_WHAT YOU NEED TO DO_
Pick up the piece on the planned Gypsy film adaptation where it stops, and keep it going in the same manner.

_SELECTED EXCERPT_
= = = = =

LOS ANGELES, CA, March 13, 2012—Producers Barbra Streisand and Joel Silver have set Academy Award®-winning writer Julian Fellowes to pen the screenplay adaptation of Stephen Sondheim and Arthur Laurents’ Tony Award winning musical, Gypsy, which Ms. Streisand and Mr. Silver are currently developing for Universal Pictures. Ms. Streisand will portray “Momma Rose” in the new version, her first musical film since Yentl in which the Oscar®-winning actress and iconic singer starred, produced, co-wrote and directed in 1983.
Fellowes won the Original Screenplay Academy Award® for Gosford Park and most recently earned the Emmy and Golden Globe for creating and writing the acclaimed miniseries, Downton Abbey. His musical theatre work includes adapting the script for Disney’s stage production of Mary Poppins.
Gypsy has exhilarated audiences on both stage and screen since its first Broadway run in 1959 with Ethel Merman. Since then, the compelling story based on the memoirs of the famous striptease artist, Gypsy Rose Lee, has spawned numerous reincarnations including the 1962 film starring Rosalind Russell and Natalie Wood, four Broadway revivals, as well as a made-for-television movie.
A celebrated artist, Streisand has gathered Oscar®, Tony, Emmy, Grammy, Directors Guild of America and Golden Globe awards, winning Oscars® for both, Best Actress (Funny Girl) and Best Original Song (for her composition of “Evergreen” from her production of A Star Is Born).
Gypsy marks Silver’s first foray into Broadway movie musicals after a career of producing several commercially-successful films including the Lethal Weapon, The Matrix, Die Hard and Sherlock Holmes franchises.
Get out the Lucille Ball-Mame cameras. Increase your portfolio holdings in cheesecloth and vaseline.
If anyone ever tells you that you put too much Parmesan cheese on your pasta, stop talking to them. You don't need that kind of negativity in your life.
Maybe Fellowes will add some time jumps. Then Streisand will be more age-appropriate.
When I see the phrase "the ____ estate", I imagine a vast mansion in the country full of monocled men and high-collared women receiving letters about productions across the country and doing spit-takes at whatever they contain.
-Kad
That screenwriter has a job ahead of him- not only retrofitting the story so that Rose is pushing 70 throughout, but figuring out how Rose can sing every song.
"Rose comes upon Tulsa in the alley talking to Louise about his act. She sits the kids down on a garbage can and starts to sing "Got your top hat, got your white tie, all you need now is the girl!"
I'm looking forward to the scene in the dressing room where Rose tells the strippers that "You Gotta Get a Gimmick."

= = = = =

_DATA LINES_
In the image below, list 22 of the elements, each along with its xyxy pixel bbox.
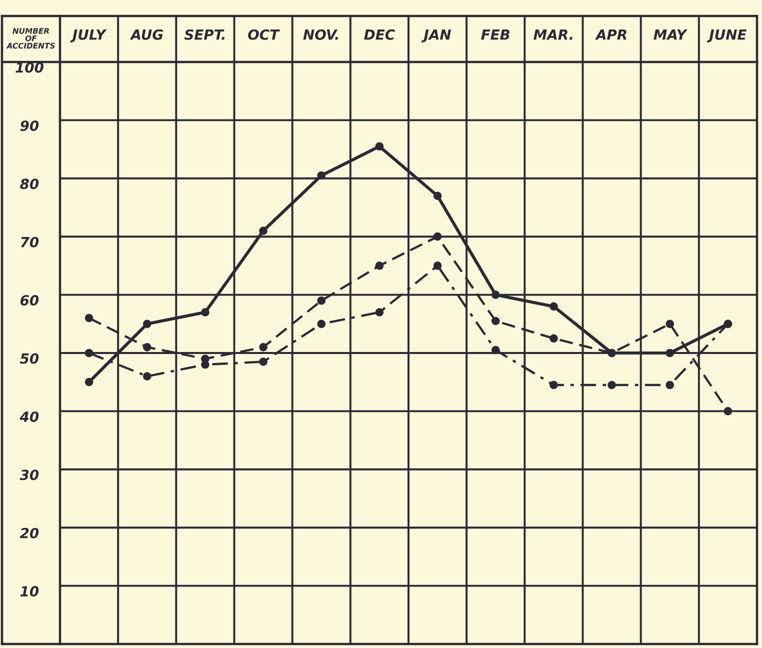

= = = = =

_REPLY_
I renew my request to cast the strippers as follows:
Mazeppa - Elaine Stritch
Elektra - Angela Lansbury
Tessie Tura - Chita Rivera
If anyone ever tells you that you put too much Parmesan cheese on your pasta, stop talking to them. You don't need that kind of negativity in your life.
Honestly, I still can't believe they are actually doing this. Streisand is 70, hell she is too old to play the part on stage, how on earth are they gonna make her look believable on screen?
I'm looking forward to the opening scene when Barbara sings "Let Me Entertain You". I feel bad for the actor playing Herbie he won't get to sing a note.
Doesn't the basic pleasure of GYPSY lie (along with the amazing score) in seeing a star throw caution to the winds to play a hard-driving character, warts and all, with no concern for whether she is "likable"?
When has Streisand ever been willing to do anything like that? In YENTL, she played a penniless girl pretending to be a BOY and still looked like she had spent six hours in Hair and Make-up.
I was going to say, doesn't Babs have a reputation of in the past fighting with directors to make her characters more likeable? Though I suppose that was in the past and may not apply here...
I love some Fellowes--I'm a Downton Abbey fan and loved Gosford Park, though this still seems a slightly weird fir for him.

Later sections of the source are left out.